Text shown:
◆ ◆ ◆ ◆ ◆
@Sue Ann: Bruno Heller was extremely smart to keep Patrick and Lisbon's love lives separate. Not only does it avoid the "Moonlighting" problem, it also gives the program more scope.
As for this week's Castle, the only good thing I'll say is that it was still better than this week's Bones -- but then, that's a bar set too low to cast a shadow.
@@Sue Ann: It's possible you're on to something there. When we saw Eyes Wide Shut my wife commented on the rather strange lack of chemistry between Nicole Kidman and Tom Cruise. It was not long after this that they announced their separation. (Of course, none of this explains the atrocious writing in Bones.)
The big problem, of course, is that bringing together the "star-crossed lovers" is sure death. No show has survived it. It can be done with secondary characters, but not with main ones. The most famous instance, of course, is David and Maddie from Moonlighting. But there are dozens of others. Once Niles and Daphne got together, the Frasier show was pretty well over. That Seventies Show only stayed alive after Eric and Donna got together by pulling them apart again. Same with Cheers, with Sam and Diane. Buffy and Angel could never really come together, but at least in their case there was a very, very good reason. And of course, Captain Reynolds and Inara would not have been able to become a couple if Firefly had continued. (Although I will say that if anyone could pull it off, it would be Joss Whedon.)
◆ ◆ ◆ ◆ ◆
(Document understanding data)
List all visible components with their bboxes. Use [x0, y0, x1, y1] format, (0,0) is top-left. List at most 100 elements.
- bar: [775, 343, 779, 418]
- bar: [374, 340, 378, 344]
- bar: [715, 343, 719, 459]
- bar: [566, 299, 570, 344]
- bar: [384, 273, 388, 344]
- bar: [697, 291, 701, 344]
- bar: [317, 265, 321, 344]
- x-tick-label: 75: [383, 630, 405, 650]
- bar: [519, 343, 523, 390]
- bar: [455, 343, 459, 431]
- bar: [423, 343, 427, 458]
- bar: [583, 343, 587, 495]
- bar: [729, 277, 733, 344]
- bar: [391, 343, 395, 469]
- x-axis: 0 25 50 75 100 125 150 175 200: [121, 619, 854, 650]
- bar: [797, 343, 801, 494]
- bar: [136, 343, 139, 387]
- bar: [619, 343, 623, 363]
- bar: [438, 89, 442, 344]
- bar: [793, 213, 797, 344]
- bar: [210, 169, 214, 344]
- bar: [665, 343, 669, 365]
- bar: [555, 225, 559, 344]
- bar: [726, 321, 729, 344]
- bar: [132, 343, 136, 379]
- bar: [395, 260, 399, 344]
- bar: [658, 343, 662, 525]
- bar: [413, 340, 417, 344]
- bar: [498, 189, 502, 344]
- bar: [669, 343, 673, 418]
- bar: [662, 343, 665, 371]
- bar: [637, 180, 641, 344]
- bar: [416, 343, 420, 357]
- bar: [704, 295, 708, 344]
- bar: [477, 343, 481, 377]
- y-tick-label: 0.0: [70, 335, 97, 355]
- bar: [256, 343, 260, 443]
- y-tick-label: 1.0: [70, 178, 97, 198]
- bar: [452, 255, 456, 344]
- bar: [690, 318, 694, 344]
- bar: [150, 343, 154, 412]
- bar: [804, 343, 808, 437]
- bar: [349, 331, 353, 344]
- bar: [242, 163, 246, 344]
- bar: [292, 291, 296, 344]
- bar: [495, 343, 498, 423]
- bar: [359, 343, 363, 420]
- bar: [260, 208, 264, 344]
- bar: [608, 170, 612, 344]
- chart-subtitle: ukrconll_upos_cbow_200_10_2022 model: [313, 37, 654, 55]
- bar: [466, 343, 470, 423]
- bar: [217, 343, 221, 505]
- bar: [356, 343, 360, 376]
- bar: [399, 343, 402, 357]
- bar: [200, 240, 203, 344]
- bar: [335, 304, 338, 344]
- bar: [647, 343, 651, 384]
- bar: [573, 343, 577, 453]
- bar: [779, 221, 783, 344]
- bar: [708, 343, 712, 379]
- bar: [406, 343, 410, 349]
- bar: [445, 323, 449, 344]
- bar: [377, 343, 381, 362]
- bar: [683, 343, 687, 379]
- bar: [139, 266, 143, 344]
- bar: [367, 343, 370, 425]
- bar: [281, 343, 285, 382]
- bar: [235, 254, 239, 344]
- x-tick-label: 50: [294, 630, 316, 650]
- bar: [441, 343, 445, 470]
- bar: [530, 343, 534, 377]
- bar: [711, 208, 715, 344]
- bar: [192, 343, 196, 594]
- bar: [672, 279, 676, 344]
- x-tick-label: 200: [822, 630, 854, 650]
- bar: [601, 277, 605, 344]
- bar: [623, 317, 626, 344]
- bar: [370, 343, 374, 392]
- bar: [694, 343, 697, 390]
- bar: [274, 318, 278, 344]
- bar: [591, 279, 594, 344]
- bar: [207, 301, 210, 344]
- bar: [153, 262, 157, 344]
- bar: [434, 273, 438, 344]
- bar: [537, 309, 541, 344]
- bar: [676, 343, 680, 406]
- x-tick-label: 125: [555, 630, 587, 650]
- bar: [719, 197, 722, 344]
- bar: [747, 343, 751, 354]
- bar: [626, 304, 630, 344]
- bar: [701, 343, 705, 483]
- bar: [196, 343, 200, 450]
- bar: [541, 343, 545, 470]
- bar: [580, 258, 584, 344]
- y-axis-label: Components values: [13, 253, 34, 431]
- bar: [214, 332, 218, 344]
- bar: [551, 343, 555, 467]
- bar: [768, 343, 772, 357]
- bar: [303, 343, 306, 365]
◆ ◆ ◆ ◆ ◆
Exercises to complete:
1. In the comments about TV romances, what did the writer's wife remark on after seeing Eyes Wide Shut?
2. Pick up the comments about TV romances after their last sentence and continue them.

Response list:
1. She remarked on the rather strange lack of chemistry between Nicole Kidman and Tom Cruise.

2.
To be honest, I wonder why so many people create shows with star-crossed lovers as the foundation, since they know it's a lose-lose situation
@geek: I was so pleased with The Mentalist when it became apparent that Patrick and Lisbon were never going to be romantically involved. This makes it unnecessary for the writers to come up with increasingly idiotic obstacles while trying to decide when the characters should finally "consummate their love" (and effectively end the show).
The particular obstacle now in play with Castle is somewhat believable. Not a lot, mind you, and certainly not something that she couldn't fix in about five minutes, since she already knows how he feels. But what isn't believable is Castle becoming a complete moron, losing all interest in the police work, and dreaming up schemes that a six-year-old would reject as childish.
Get together. Don't get together. I don't care. (Well, I do, but not as a make-or-break deal.) What I object to is the decline in writing as they fiddle with this trying to draw out the tension, and the lack of integrity to Castle's character.
So they're really going to do this? They're really going to drag out this whole relationship thing with implausible misunderstandings and goofy timing?
Okay, fine -- as NoHassle says, that's their job. In a way. But as Josie points out, there is good potential story material for after they get together, too. And if there isn't, then the writers shouldn't have moved it along as they have.
And what's with making Castle into a dork? Why is he suddenly uninterested in the cases? He decided to stay on, despite the fact that he believes Beckett doesn't love him, because he feels like he's doing something important. So why blow off a case for a lunch appointment? And really -- in what world would he (or anyone outside of a very bad sitcom) come up with a plan to get fingerprints that involved rappelling down the side of a building with a contortionist in a gym bag!
Damn! I like Castle, and I'm really happy that Fillion has this show (unless, of course, they put him back on Serenity, where he belongs), but this is getting a bit hard to take.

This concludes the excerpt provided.